Set down every record once more, exactly as given.

====

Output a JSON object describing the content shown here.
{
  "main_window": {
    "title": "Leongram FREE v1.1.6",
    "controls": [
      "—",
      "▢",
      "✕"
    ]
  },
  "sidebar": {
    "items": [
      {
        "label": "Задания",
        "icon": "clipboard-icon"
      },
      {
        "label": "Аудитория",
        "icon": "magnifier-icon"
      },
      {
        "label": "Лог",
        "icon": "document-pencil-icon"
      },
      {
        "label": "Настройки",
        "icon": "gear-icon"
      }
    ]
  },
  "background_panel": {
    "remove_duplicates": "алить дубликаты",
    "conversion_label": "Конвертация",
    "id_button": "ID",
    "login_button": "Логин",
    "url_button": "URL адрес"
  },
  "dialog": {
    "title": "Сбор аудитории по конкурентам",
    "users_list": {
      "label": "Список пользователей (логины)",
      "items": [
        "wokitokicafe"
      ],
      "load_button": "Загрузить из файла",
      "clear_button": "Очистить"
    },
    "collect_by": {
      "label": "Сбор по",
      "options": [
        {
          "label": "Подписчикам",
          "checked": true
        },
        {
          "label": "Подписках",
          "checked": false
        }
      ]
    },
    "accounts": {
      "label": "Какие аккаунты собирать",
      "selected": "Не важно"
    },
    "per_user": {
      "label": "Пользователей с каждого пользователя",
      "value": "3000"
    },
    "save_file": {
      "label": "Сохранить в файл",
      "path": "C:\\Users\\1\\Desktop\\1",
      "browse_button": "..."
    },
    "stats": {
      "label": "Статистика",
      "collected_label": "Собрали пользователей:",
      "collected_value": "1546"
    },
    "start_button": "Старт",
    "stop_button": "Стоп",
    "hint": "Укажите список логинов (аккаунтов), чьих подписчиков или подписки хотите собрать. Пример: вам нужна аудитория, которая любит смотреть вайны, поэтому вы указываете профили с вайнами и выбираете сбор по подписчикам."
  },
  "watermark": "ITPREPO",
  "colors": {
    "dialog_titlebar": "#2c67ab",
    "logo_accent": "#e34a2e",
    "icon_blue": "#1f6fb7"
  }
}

====

Correct result:
Output a JSON object describing the content shown here.
{
  "main_window": {
    "title": "Leongram FREE v1.1.6",
    "controls": [
      "—",
      "▢",
      "✕"
    ]
  },
  "sidebar": {
    "items": [
      {
        "label": "Задания",
        "icon": "clipboard-icon"
      },
      {
        "label": "Аудитория",
        "icon": "magnifier-icon"
      },
      {
        "label": "Лог",
        "icon": "document-pencil-icon"
      },
      {
        "label": "Настройки",
        "icon": "gear-icon"
      }
    ]
  },
  "background_panel": {
    "remove_duplicates": "алить дубликаты",
    "conversion_label": "Конвертация",
    "id_button": "ID",
    "login_button": "Логин",
    "url_button": "URL адрес"
  },
  "dialog": {
    "title": "Сбор аудитории по конкурентам",
    "users_list": {
      "label": "Список пользователей (логины)",
      "items": [
        "wokitokicafe"
      ],
      "load_button": "Загрузить из файла",
      "clear_button": "Очистить"
    },
    "collect_by": {
      "label": "Сбор по",
      "options": [
        {
          "label": "Подписчикам",
          "checked": true
        },
        {
          "label": "Подписках",
          "checked": false
        }
      ]
    },
    "accounts": {
      "label": "Какие аккаунты собирать",
      "selected": "Не важно"
    },
    "per_user": {
      "label": "Пользователей с каждого пользователя",
      "value": "3000"
    },
    "save_file": {
      "label": "Сохранить в файл",
      "path": "C:\\Users\\1\\Desktop\\1",
      "browse_button": "..."
    },
    "stats": {
      "label": "Статистика",
      "collected_label": "Собрали пользователей:",
      "collected_value": "1546"
    },
    "start_button": "Старт",
    "stop_button": "Стоп",
    "hint": "Укажите список логинов (аккаунтов), чьих подписчиков или подписки хотите собрать. Пример: вам нужна аудитория, которая любит смотреть вайны, поэтому вы указываете профили с вайнами и выбираете сбор по подписчикам."
  },
  "watermark": "ITPREPO",
  "colors": {
    "dialog_titlebar": "#2c67ab",
    "logo_accent": "#e34a2e",
    "icon_blue": "#1f6fb7"
  }
}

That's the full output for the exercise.